Give the number of lines below that contain "sure", with no other output.
┏━━
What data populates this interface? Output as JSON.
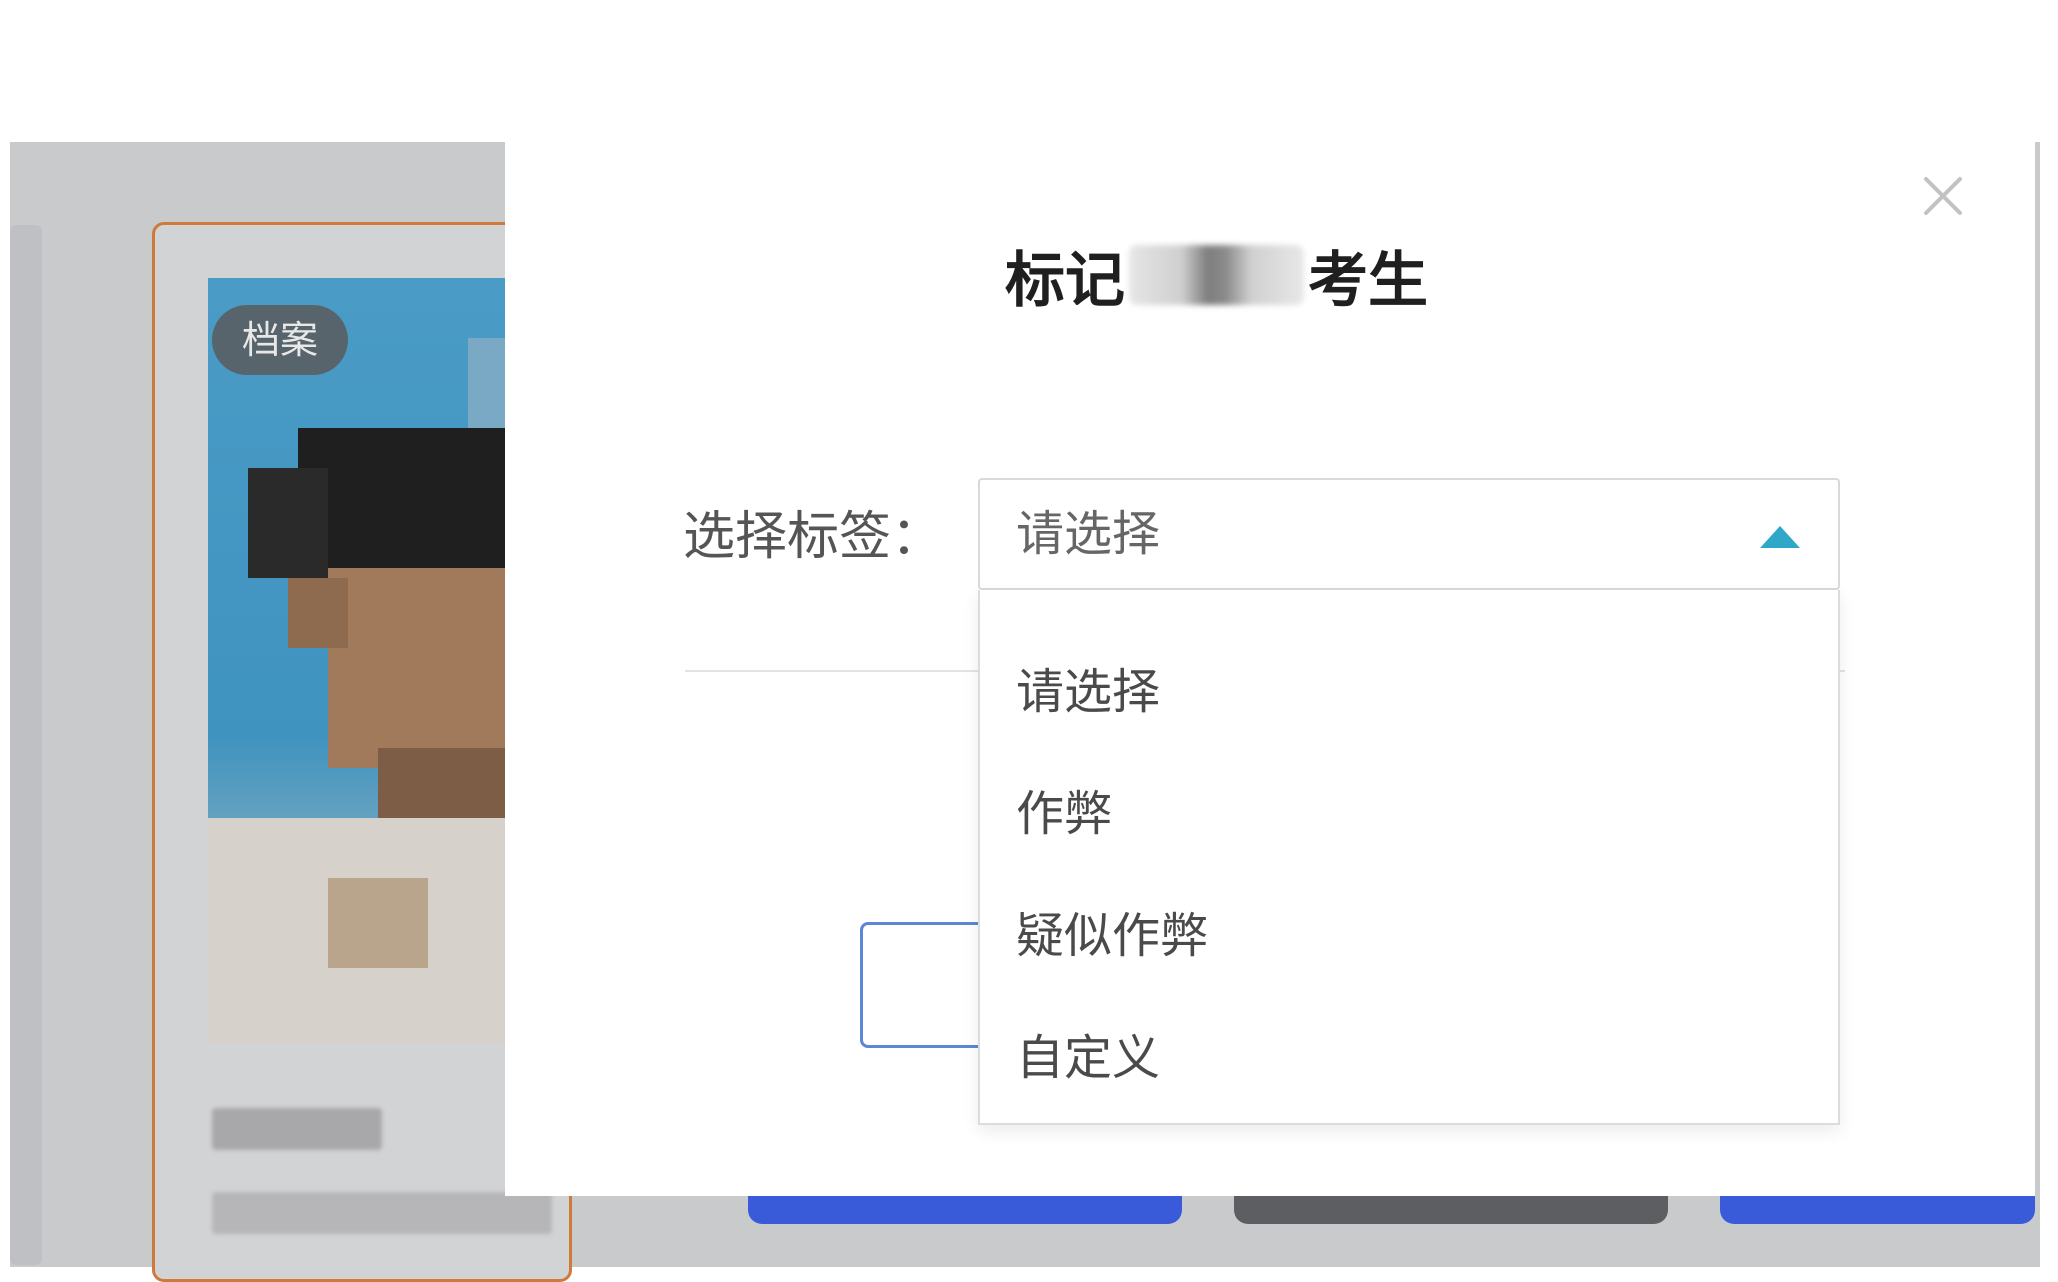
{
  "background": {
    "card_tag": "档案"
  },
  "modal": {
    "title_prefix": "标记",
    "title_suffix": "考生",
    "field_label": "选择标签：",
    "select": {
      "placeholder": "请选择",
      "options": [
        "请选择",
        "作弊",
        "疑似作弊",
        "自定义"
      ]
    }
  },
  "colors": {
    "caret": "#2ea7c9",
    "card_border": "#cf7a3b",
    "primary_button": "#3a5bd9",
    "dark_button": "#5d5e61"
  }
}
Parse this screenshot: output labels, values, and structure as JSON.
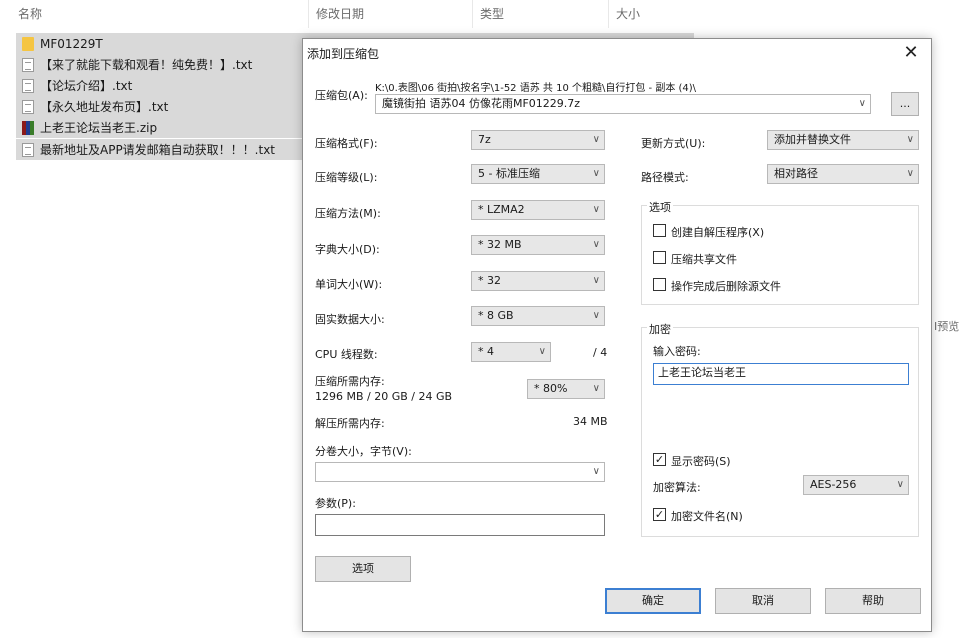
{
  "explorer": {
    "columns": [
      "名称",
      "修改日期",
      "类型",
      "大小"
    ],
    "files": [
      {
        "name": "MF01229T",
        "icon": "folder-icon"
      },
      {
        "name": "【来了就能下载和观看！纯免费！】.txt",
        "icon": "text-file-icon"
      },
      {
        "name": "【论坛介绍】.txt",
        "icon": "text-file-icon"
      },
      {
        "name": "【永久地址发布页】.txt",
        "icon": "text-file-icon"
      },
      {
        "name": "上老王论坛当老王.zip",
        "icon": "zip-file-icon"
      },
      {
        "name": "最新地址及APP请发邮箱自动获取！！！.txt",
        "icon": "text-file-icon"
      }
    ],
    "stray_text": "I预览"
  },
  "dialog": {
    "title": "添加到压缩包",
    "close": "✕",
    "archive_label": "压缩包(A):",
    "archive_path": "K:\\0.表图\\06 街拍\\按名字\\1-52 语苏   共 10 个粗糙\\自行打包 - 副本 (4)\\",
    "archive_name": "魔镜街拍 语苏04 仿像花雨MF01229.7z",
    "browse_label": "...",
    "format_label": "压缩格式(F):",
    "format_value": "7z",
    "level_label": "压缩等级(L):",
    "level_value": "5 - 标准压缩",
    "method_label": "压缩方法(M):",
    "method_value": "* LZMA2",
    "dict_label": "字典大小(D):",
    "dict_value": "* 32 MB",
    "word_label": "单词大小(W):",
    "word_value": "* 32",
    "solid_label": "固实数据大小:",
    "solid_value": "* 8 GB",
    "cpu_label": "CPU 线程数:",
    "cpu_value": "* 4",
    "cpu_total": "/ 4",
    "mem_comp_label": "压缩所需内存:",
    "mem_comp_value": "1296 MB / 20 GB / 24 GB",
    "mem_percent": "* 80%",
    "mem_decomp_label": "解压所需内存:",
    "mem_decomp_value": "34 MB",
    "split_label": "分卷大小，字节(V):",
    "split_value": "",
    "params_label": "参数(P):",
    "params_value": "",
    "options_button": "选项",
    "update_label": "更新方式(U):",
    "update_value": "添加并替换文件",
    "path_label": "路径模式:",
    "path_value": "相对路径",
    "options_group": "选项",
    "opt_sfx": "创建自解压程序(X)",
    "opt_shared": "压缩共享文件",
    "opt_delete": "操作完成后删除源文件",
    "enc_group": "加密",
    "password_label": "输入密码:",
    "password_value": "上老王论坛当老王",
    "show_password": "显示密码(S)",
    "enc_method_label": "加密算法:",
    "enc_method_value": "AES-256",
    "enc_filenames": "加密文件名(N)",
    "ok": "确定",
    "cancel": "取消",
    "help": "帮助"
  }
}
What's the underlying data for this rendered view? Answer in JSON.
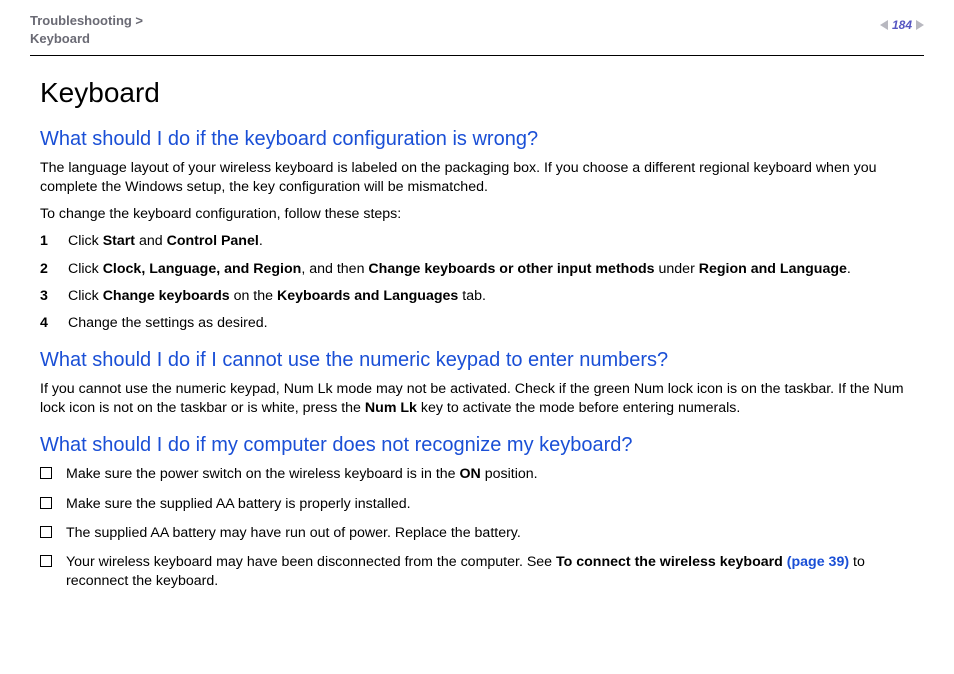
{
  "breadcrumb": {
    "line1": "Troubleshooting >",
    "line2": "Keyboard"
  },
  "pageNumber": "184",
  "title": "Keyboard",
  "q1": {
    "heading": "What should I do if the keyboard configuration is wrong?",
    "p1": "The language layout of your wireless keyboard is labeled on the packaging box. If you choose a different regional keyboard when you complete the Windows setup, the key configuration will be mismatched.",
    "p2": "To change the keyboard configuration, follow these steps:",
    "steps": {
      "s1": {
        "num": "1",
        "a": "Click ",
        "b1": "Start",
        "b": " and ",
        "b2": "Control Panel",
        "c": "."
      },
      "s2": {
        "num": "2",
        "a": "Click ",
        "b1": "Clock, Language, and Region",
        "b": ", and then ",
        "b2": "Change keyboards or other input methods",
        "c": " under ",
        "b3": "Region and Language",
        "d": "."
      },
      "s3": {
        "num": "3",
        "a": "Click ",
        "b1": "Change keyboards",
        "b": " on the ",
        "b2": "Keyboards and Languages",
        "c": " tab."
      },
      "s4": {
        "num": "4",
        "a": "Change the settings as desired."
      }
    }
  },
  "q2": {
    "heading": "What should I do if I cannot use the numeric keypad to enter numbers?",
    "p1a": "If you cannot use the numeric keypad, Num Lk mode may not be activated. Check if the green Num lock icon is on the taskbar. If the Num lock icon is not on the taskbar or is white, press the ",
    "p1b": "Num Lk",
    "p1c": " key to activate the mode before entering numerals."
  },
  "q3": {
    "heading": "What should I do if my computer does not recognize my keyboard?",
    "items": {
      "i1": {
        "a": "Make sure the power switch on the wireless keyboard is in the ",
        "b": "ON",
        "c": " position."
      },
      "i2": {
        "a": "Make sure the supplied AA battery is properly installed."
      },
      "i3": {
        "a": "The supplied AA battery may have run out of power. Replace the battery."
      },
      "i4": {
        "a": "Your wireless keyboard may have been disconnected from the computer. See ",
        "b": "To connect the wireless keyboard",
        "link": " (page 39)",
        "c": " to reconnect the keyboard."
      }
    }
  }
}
┗━━
→ Answer
2